__Quoted passage__.
|---|

PORTLAND, Ore. (CBS Seattle) — The state of Oregon is expunging marijuana violations from citizens’ records, according to a new report.

Portland’s Metropolitan Public Defender’s office is conducting “expungement clinics” in which records of past pot crimes will be indefinitely sealed as a way to prevent pot tickets haunting users for life and ruining job opportunities.

One 43-year-old mother interviewed in The New York Times report told her story of handing a bong to an officer over two decades ago. The incident has disqualified her from jobs and prevented her from volunteering at her child’s school. But with the records being erased, no one will see that conviction again.

Experts say Oregon’s efforts to erase these records signal a state going further than ever before. Any citizens with a low-level felony or misdemeanor on their record 10 years or older will qualify for a clean record, if they have not re-offended. More serious convictions, like growing marijuana, may be eligible for record sealing in 2016.

A new law says that courts must use standards of full marijuana legalization when considering clearing records and that citizens who were under 21 at the time are eligible for fast-track record sealing.

Other states like California and Colorado are also facing the issue of previous offenders having records for acts that might no longer be considered crimes.

Experts note that any adult-use legalization initiative that appears on a ballot is expected to face controversy for releasing people convicted of crimes, or for keeping them in jail.

|---|

__Extracted records__.
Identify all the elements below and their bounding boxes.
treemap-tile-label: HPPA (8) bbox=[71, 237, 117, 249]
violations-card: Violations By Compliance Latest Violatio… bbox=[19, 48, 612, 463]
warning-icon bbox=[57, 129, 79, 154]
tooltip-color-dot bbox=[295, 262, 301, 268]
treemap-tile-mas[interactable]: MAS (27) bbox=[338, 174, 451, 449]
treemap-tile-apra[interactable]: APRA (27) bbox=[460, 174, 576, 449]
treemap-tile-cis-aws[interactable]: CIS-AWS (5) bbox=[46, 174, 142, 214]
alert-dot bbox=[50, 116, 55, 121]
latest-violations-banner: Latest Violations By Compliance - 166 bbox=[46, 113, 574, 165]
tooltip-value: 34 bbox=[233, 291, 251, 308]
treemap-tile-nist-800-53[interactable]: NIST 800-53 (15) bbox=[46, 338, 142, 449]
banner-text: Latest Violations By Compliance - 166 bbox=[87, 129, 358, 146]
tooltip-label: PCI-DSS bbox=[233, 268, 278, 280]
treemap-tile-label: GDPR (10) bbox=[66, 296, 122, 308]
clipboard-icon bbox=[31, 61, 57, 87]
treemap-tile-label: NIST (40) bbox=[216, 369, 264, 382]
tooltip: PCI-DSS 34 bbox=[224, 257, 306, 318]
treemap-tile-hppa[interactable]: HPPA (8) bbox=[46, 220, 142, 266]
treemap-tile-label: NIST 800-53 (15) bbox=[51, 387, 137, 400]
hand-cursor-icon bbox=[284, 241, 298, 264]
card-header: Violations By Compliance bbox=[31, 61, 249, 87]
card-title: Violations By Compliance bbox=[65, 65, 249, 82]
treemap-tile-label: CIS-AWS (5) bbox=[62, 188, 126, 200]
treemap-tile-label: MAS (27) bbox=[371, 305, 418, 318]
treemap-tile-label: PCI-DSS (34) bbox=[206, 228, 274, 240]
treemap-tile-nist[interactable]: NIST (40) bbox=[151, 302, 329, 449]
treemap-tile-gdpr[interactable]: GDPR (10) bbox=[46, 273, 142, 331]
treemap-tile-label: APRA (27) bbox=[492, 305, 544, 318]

|---|

Please reproduce, word for word, the part of the article on Oregon's marijuana record expungements that opens with the words containing "One 43-year-old mother" and closes with "that conviction again.".

One 43-year-old mother interviewed in The New York Times report told her story of handing a bong to an officer over two decades ago. The incident has disqualified her from jobs and prevented her from volunteering at her child’s school. But with the records being erased, no one will see that conviction again.